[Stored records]
>> START

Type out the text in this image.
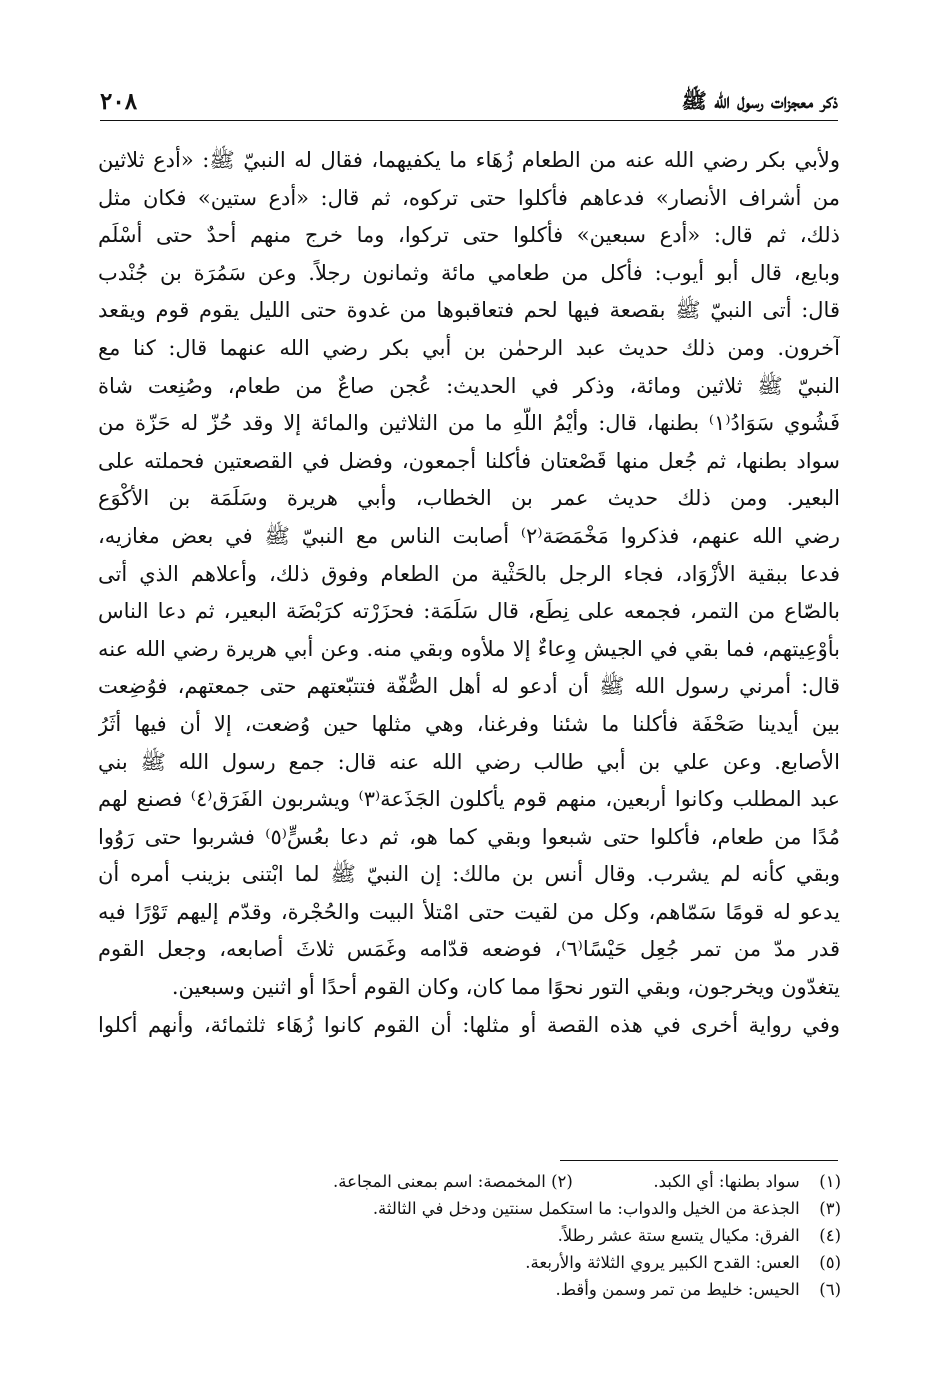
ذكر معجزات رسول الله ﷺ
٢٠٨
ولأبي بكر رضي الله عنه من الطعام زُهَاء ما يكفيهما، فقال له النبيّ ﷺ: «أدع ثلاثين
من أشراف الأنصار» فدعاهم فأكلوا حتى تركوه، ثم قال: «أدع ستين» فكان مثل
ذلك، ثم قال: «أدع سبعين» فأكلوا حتى تركوا، وما خرج منهم أحدٌ حتى أسْلَم
وبايع، قال أبو أيوب: فأكل من طعامي مائة وثمانون رجلاً. وعن سَمُرَة بن جُنْدب
قال: أتى النبيّ ﷺ بقصعة فيها لحم فتعاقبوها من غدوة حتى الليل يقوم قوم ويقعد
آخرون. ومن ذلك حديث عبد الرحمٰن بن أبي بكر رضي الله عنهما قال: كنا مع
النبيّ ﷺ ثلاثين ومائة، وذكر في الحديث: عُجن صاعٌ من طعام، وصُنِعت شاة
فَشُوي سَوَادُ⁽١⁾ بطنها، قال: وأيْمُ اللّهِ ما من الثلاثين والمائة إلا وقد حُزّ له حَزّة من
سواد بطنها، ثم جُعل منها قَصْعتان فأكلنا أجمعون، وفضل في القصعتين فحملته على
البعير. ومن ذلك حديث عمر بن الخطاب، وأبي هريرة وسَلَمَة بن الأكْوَع
رضي الله عنهم، فذكروا مَخْمَصَة⁽٢⁾ أصابت الناس مع النبيّ ﷺ في بعض مغازيه،
فدعا ببقية الأزْوَاد، فجاء الرجل بالحَثْية من الطعام وفوق ذلك، وأعلاهم الذي أتى
بالصّاع من التمر، فجمعه على نِطَع، قال سَلَمَة: فحزَرْته كرَبْضَة البعير، ثم دعا الناس
بأوْعِيتهم، فما بقي في الجيش وِعاءٌ إلا ملأوه وبقي منه. وعن أبي هريرة رضي الله عنه
قال: أمرني رسول الله ﷺ أن أدعو له أهل الصُّفّة فتتبّعتهم حتى جمعتهم، فوُضِعت
بين أيدينا صَحْفَة فأكلنا ما شئنا وفرغنا، وهي مثلها حين وُضعت، إلا أن فيها أثَرُ
الأصابع. وعن علي بن أبي طالب رضي الله عنه قال: جمع رسول الله ﷺ بني
عبد المطلب وكانوا أربعين، منهم قوم يأكلون الجَذَعة⁽٣⁾ ويشربون الفَرَق⁽٤⁾ فصنع لهم
مُدًا من طعام، فأكلوا حتى شبعوا وبقي كما هو، ثم دعا بعُسٍّ⁽٥⁾ فشربوا حتى رَوُوا
وبقي كأنه لم يشرب. وقال أنس بن مالك: إن النبيّ ﷺ لما ابْتنى بزينب أمره أن
يدعو له قومًا سَمّاهم، وكل من لقيت حتى امْتلأ البيت والحُجْرة، وقدّم إليهم تَوْرًا فيه
قدر مدّ من تمر جُعِل حَيْسًا⁽٦⁾، فوضعه قدّامه وغَمَس ثلاثَ أصابعه، وجعل القوم
يتغدّون ويخرجون، وبقي التور نحوًا مما كان، وكان القوم أحدًا أو اثنين وسبعين.
وفي رواية أخرى في هذه القصة أو مثلها: أن القوم كانوا زُهَاء ثلثمائة، وأنهم أكلوا
(١) سواد بطنها: أي الكبد.  (٢) المخمصة: اسم بمعنى المجاعة.
(٣) الجذعة من الخيل والدواب: ما استكمل سنتين ودخل في الثالثة.
(٤) الفرق: مكيال يتسع ستة عشر رطلاً.
(٥) العس: القدح الكبير يروي الثلاثة والأربعة.
(٦) الحيس: خليط من تمر وسمن وأقط.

>> END

> **What is asked**
What count of lines in the listing contain the word "النبي"? Reply with the number only.

> **Problem solution**
5